◆ **Task to complete**: Quote the records below in full, exactly as given, with the images taken out.

◆ **Records provided**:
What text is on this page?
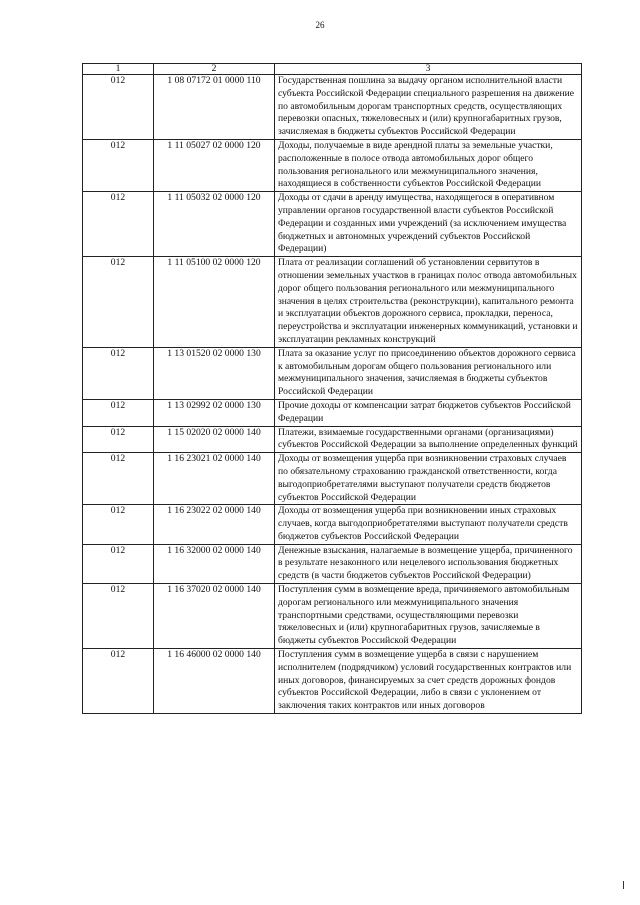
26
1	2	3
012	1 08 07172 01 0000 110	Государственная пошлина за выдачу органом исполнительной власти субъекта Российской Федерации специального разрешения на движение по автомобильным дорогам транспортных средств, осуществляющих перевозки опасных, тяжеловесных и (или) крупногабаритных грузов, зачисляемая в бюджеты субъектов Российской Федерации
012	1 11 05027 02 0000 120	Доходы, получаемые в виде арендной платы за земельные участки, расположенные в полосе отвода автомобильных дорог общего пользования регионального или межмуниципального значения, находящиеся в собственности субъектов Российской Федерации
012	1 11 05032 02 0000 120	Доходы от сдачи в аренду имущества, находящегося в оперативном управлении органов государственной власти субъектов Российской Федерации и созданных ими учреждений (за исключением имущества бюджетных и автономных учреждений субъектов Российской Федерации)
012	1 11 05100 02 0000 120	Плата от реализации соглашений об установлении сервитутов в отношении земельных участков в границах полос отвода автомобильных дорог общего пользования регионального или межмуниципального значения в целях строительства (реконструкции), капитального ремонта и эксплуатации объектов дорожного сервиса, прокладки, переноса, переустройства и эксплуатации инженерных коммуникаций, установки и эксплуатации рекламных конструкций
012	1 13 01520 02 0000 130	Плата за оказание услуг по присоединению объектов дорожного сервиса к автомобильным дорогам общего пользования регионального или межмуниципального значения, зачисляемая в бюджеты субъектов Российской Федерации
012	1 13 02992 02 0000 130	Прочие доходы от компенсации затрат бюджетов субъектов Российской Федерации
012	1 15 02020 02 0000 140	Платежи, взимаемые государственными органами (организациями) субъектов Российской Федерации за выполнение определенных функций
012	1 16 23021 02 0000 140	Доходы от возмещения ущерба при возникновении страховых случаев по обязательному страхованию гражданской ответственности, когда выгодоприобретателями выступают получатели средств бюджетов субъектов Российской Федерации
012	1 16 23022 02 0000 140	Доходы от возмещения ущерба при возникновении иных страховых случаев, когда выгодоприобретателями выступают получатели средств бюджетов субъектов Российской Федерации
012	1 16 32000 02 0000 140	Денежные взыскания, налагаемые в возмещение ущерба, причиненного в результате незаконного или нецелевого использования бюджетных средств (в части бюджетов субъектов Российской Федерации)
012	1 16 37020 02 0000 140	Поступления сумм в возмещение вреда, причиняемого автомобильным дорогам регионального или межмуниципального значения транспортными средствами, осуществляющими перевозки тяжеловесных и (или) крупногабаритных грузов, зачисляемые в бюджеты субъектов Российской Федерации
012	1 16 46000 02 0000 140	Поступления сумм в возмещение ущерба в связи с нарушением исполнителем (подрядчиком) условий государственных контрактов или иных договоров, финансируемых за счет средств дорожных фондов субъектов Российской Федерации, либо в связи с уклонением от заключения таких контрактов или иных договоров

◆ **Task answer**:
What text is on this page?
26
1	2	3
012	1 08 07172 01 0000 110	Государственная пошлина за выдачу органом исполнительной власти субъекта Российской Федерации специального разрешения на движение по автомобильным дорогам транспортных средств, осуществляющих перевозки опасных, тяжеловесных и (или) крупногабаритных грузов, зачисляемая в бюджеты субъектов Российской Федерации
012	1 11 05027 02 0000 120	Доходы, получаемые в виде арендной платы за земельные участки, расположенные в полосе отвода автомобильных дорог общего пользования регионального или межмуниципального значения, находящиеся в собственности субъектов Российской Федерации
012	1 11 05032 02 0000 120	Доходы от сдачи в аренду имущества, находящегося в оперативном управлении органов государственной власти субъектов Российской Федерации и созданных ими учреждений (за исключением имущества бюджетных и автономных учреждений субъектов Российской Федерации)
012	1 11 05100 02 0000 120	Плата от реализации соглашений об установлении сервитутов в отношении земельных участков в границах полос отвода автомобильных дорог общего пользования регионального или межмуниципального значения в целях строительства (реконструкции), капитального ремонта и эксплуатации объектов дорожного сервиса, прокладки, переноса, переустройства и эксплуатации инженерных коммуникаций, установки и эксплуатации рекламных конструкций
012	1 13 01520 02 0000 130	Плата за оказание услуг по присоединению объектов дорожного сервиса к автомобильным дорогам общего пользования регионального или межмуниципального значения, зачисляемая в бюджеты субъектов Российской Федерации
012	1 13 02992 02 0000 130	Прочие доходы от компенсации затрат бюджетов субъектов Российской Федерации
012	1 15 02020 02 0000 140	Платежи, взимаемые государственными органами (организациями) субъектов Российской Федерации за выполнение определенных функций
012	1 16 23021 02 0000 140	Доходы от возмещения ущерба при возникновении страховых случаев по обязательному страхованию гражданской ответственности, когда выгодоприобретателями выступают получатели средств бюджетов субъектов Российской Федерации
012	1 16 23022 02 0000 140	Доходы от возмещения ущерба при возникновении иных страховых случаев, когда выгодоприобретателями выступают получатели средств бюджетов субъектов Российской Федерации
012	1 16 32000 02 0000 140	Денежные взыскания, налагаемые в возмещение ущерба, причиненного в результате незаконного или нецелевого использования бюджетных средств (в части бюджетов субъектов Российской Федерации)
012	1 16 37020 02 0000 140	Поступления сумм в возмещение вреда, причиняемого автомобильным дорогам регионального или межмуниципального значения транспортными средствами, осуществляющими перевозки тяжеловесных и (или) крупногабаритных грузов, зачисляемые в бюджеты субъектов Российской Федерации
012	1 16 46000 02 0000 140	Поступления сумм в возмещение ущерба в связи с нарушением исполнителем (подрядчиком) условий государственных контрактов или иных договоров, финансируемых за счет средств дорожных фондов субъектов Российской Федерации, либо в связи с уклонением от заключения таких контрактов или иных договоров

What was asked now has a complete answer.